___ Material for the task
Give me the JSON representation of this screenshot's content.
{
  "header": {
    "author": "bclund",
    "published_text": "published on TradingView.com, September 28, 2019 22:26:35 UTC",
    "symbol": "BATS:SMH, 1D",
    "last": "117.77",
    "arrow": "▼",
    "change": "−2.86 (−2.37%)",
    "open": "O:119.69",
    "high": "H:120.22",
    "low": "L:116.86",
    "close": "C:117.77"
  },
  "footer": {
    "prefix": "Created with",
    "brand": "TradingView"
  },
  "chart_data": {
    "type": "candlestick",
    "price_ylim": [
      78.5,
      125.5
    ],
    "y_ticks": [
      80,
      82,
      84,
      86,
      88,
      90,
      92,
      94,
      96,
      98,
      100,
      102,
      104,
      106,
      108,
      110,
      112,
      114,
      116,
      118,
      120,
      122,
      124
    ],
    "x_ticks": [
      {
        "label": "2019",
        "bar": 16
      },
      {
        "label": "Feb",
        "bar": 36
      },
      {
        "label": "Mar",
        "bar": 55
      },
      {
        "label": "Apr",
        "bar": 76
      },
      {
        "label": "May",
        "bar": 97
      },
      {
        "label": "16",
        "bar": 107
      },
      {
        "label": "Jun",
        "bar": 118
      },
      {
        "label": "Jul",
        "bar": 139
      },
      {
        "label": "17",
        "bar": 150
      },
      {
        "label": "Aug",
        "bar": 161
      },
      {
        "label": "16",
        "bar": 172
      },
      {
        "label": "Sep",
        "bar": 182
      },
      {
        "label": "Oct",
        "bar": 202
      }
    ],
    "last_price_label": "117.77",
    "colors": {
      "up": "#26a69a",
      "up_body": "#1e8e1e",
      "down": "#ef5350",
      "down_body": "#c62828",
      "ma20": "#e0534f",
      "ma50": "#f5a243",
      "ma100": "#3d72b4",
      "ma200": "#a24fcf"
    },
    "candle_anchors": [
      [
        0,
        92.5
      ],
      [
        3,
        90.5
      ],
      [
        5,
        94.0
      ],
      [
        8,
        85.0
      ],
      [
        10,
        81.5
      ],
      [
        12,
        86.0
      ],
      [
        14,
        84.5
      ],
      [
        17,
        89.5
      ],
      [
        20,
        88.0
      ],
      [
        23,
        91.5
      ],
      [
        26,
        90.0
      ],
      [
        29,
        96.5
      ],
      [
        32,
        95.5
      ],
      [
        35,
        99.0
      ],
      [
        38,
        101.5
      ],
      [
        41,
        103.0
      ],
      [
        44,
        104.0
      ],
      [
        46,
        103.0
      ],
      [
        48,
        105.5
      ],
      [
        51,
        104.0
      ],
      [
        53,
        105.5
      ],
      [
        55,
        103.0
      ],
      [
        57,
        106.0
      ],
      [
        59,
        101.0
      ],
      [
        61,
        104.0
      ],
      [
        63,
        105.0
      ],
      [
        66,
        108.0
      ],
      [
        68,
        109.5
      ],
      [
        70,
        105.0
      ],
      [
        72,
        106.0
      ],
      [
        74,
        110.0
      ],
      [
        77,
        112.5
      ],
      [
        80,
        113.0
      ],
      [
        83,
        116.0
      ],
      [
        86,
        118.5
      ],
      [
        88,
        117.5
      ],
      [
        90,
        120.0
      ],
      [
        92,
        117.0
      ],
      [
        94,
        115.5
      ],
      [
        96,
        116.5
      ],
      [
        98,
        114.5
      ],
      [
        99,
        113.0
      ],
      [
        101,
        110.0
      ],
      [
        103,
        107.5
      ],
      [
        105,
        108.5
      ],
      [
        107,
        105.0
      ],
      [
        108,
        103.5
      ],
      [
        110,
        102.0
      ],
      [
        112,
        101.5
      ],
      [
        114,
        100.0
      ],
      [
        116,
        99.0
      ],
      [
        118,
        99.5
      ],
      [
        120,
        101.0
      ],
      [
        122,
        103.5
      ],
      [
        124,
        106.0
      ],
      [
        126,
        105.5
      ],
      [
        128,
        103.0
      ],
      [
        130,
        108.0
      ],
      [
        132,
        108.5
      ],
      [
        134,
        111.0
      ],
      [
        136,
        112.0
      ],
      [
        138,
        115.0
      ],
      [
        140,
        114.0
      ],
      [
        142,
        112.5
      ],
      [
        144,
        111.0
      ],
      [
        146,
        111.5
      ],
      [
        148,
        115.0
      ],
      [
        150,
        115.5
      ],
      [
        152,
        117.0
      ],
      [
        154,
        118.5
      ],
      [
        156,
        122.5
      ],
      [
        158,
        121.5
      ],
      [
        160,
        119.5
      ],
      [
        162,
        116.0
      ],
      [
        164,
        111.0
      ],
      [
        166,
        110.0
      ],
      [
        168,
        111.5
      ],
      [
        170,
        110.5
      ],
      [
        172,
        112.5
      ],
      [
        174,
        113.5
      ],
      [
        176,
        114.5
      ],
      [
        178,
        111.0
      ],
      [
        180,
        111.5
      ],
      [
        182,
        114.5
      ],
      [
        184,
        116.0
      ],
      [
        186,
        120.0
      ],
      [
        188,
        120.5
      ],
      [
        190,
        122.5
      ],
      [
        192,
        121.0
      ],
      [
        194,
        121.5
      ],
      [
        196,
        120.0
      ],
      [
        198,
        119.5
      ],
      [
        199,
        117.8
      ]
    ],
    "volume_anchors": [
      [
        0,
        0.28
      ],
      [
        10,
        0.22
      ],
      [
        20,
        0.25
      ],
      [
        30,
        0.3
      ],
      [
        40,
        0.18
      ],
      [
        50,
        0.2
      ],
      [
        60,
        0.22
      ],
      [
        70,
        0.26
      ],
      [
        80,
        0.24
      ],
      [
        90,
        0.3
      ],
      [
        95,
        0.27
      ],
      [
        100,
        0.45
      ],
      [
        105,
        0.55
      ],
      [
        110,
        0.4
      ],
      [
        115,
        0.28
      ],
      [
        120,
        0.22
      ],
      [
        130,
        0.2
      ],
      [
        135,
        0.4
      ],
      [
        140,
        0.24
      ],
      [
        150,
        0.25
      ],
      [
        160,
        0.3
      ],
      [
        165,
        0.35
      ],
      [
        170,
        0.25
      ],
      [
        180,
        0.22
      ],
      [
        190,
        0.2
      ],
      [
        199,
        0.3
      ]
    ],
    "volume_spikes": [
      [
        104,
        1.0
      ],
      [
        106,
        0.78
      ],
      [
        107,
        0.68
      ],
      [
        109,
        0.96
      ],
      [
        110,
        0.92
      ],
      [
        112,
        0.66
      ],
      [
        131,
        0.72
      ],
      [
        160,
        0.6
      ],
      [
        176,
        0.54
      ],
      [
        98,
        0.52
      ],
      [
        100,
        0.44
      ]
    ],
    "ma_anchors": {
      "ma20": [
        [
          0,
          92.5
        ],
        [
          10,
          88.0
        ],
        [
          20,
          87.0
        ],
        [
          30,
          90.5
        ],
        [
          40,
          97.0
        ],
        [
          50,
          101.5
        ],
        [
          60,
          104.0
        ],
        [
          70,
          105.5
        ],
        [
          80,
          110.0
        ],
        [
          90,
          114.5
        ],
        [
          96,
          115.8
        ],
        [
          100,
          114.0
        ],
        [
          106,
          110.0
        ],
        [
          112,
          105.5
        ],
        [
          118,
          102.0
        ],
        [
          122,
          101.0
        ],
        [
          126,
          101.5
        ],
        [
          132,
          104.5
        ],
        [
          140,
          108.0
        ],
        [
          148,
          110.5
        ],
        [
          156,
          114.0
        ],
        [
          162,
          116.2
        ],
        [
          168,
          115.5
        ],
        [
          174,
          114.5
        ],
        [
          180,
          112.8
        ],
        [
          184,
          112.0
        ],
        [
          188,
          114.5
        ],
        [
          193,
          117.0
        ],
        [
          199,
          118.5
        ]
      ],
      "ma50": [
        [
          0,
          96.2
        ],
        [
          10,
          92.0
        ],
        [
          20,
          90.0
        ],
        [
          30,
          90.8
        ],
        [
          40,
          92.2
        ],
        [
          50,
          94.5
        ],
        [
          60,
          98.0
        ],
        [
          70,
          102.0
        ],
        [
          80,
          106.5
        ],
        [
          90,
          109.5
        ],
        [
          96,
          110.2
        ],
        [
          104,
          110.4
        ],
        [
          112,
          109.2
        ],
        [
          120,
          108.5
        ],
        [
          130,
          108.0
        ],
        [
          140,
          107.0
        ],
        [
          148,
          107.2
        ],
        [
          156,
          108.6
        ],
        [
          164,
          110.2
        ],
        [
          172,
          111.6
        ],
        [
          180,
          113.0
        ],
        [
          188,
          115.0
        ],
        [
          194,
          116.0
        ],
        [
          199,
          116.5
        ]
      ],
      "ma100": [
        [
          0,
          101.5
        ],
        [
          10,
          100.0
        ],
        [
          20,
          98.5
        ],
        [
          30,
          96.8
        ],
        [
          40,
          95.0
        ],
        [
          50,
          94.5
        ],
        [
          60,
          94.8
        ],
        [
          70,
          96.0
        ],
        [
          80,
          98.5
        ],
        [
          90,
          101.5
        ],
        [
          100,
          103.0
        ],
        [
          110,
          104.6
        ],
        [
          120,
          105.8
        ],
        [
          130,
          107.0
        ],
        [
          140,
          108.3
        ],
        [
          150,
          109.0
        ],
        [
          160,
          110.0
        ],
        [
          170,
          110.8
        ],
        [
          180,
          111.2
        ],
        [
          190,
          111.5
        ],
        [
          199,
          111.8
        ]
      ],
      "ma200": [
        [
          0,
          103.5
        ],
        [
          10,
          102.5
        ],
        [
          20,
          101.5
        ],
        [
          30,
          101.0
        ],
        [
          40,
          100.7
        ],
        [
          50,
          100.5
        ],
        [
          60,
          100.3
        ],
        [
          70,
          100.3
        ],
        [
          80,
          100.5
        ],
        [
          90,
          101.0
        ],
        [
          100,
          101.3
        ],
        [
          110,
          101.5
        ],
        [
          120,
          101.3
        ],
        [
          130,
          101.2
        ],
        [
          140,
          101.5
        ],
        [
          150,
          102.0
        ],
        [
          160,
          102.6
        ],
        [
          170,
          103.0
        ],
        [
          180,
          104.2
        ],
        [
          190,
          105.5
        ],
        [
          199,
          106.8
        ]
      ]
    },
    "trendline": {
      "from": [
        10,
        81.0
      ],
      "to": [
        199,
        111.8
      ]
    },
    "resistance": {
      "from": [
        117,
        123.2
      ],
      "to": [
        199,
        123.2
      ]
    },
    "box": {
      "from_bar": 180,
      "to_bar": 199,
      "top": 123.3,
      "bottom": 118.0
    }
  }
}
______
___ Material for the task
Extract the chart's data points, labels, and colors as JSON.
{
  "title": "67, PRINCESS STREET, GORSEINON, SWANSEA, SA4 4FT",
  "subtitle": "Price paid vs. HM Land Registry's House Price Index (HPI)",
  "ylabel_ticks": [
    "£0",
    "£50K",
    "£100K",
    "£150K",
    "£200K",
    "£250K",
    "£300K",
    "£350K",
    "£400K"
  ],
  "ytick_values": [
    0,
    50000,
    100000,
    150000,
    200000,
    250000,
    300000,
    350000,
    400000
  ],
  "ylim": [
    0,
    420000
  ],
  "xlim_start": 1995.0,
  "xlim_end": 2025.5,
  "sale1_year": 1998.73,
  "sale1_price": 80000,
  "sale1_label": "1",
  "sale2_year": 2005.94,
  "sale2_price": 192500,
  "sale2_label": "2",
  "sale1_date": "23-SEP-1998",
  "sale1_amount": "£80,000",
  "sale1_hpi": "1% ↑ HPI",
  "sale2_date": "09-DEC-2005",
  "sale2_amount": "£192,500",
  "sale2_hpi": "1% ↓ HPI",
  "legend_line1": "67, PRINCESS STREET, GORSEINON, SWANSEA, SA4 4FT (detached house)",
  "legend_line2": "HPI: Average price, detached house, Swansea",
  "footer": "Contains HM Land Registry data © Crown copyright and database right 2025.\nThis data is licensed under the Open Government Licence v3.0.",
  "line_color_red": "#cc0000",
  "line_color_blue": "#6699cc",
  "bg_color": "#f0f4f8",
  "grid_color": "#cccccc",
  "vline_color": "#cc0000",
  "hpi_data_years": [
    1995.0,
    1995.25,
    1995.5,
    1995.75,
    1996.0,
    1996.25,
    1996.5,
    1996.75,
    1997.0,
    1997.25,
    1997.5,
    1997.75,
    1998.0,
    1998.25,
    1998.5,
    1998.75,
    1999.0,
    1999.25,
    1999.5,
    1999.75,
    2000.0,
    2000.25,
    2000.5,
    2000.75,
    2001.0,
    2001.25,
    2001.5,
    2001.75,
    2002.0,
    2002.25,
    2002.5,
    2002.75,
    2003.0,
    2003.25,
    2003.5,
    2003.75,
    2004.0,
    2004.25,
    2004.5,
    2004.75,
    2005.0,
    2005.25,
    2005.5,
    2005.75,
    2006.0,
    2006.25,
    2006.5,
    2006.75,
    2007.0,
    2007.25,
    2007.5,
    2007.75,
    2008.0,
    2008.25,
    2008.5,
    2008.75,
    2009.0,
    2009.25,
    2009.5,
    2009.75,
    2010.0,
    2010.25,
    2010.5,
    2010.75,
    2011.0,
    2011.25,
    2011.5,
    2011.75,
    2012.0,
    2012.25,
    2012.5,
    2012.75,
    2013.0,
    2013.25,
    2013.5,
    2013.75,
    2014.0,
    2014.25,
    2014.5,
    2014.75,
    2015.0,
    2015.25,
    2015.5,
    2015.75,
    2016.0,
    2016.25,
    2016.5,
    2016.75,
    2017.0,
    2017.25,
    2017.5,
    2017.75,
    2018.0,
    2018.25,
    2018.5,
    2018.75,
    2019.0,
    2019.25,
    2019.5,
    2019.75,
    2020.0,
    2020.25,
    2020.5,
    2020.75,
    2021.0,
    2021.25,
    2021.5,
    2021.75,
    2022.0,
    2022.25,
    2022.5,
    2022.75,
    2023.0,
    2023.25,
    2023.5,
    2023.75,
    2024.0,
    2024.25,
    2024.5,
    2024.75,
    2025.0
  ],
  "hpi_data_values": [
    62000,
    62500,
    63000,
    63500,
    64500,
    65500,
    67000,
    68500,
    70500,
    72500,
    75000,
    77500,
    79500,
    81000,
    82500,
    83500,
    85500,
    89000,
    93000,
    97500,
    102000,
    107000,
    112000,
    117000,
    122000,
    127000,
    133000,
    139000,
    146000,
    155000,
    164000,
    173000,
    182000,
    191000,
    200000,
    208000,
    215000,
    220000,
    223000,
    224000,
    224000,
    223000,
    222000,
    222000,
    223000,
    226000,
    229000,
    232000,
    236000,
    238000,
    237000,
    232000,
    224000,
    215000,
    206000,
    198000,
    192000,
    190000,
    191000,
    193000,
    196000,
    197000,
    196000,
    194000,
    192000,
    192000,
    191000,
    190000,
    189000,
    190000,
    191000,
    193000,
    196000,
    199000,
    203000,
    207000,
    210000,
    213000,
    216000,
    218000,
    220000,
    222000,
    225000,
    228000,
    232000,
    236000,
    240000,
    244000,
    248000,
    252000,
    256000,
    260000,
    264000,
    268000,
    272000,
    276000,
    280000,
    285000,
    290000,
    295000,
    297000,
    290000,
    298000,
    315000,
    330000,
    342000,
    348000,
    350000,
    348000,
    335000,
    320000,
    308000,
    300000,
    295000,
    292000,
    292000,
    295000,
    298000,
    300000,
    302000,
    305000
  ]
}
______
___ Material for the task
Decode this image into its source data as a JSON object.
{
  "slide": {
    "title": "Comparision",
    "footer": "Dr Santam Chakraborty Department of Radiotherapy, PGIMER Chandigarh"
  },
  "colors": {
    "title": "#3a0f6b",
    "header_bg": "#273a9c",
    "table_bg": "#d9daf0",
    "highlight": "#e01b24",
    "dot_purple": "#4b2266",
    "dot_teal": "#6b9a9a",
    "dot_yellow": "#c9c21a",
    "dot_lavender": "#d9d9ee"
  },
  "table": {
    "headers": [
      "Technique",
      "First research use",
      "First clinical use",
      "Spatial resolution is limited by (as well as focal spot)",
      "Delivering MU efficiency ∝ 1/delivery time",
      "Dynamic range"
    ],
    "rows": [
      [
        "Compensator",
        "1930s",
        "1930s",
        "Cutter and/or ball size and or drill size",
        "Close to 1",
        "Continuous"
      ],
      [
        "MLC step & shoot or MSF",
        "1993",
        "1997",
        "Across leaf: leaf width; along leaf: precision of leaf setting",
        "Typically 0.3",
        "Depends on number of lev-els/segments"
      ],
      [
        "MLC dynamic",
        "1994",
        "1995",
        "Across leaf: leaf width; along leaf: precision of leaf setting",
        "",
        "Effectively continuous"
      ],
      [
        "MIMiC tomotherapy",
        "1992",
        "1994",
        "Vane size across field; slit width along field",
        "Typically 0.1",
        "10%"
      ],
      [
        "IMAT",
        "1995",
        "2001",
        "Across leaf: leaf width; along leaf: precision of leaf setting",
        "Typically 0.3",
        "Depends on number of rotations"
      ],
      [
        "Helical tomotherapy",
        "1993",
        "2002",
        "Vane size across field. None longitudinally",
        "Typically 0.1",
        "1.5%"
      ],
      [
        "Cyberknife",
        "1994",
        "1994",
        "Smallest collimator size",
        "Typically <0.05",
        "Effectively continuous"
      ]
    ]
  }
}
______
• [Stated task]
For the records above, state how many lines include the string "Registry", giving the number and nothing else.

• [Task solution]
2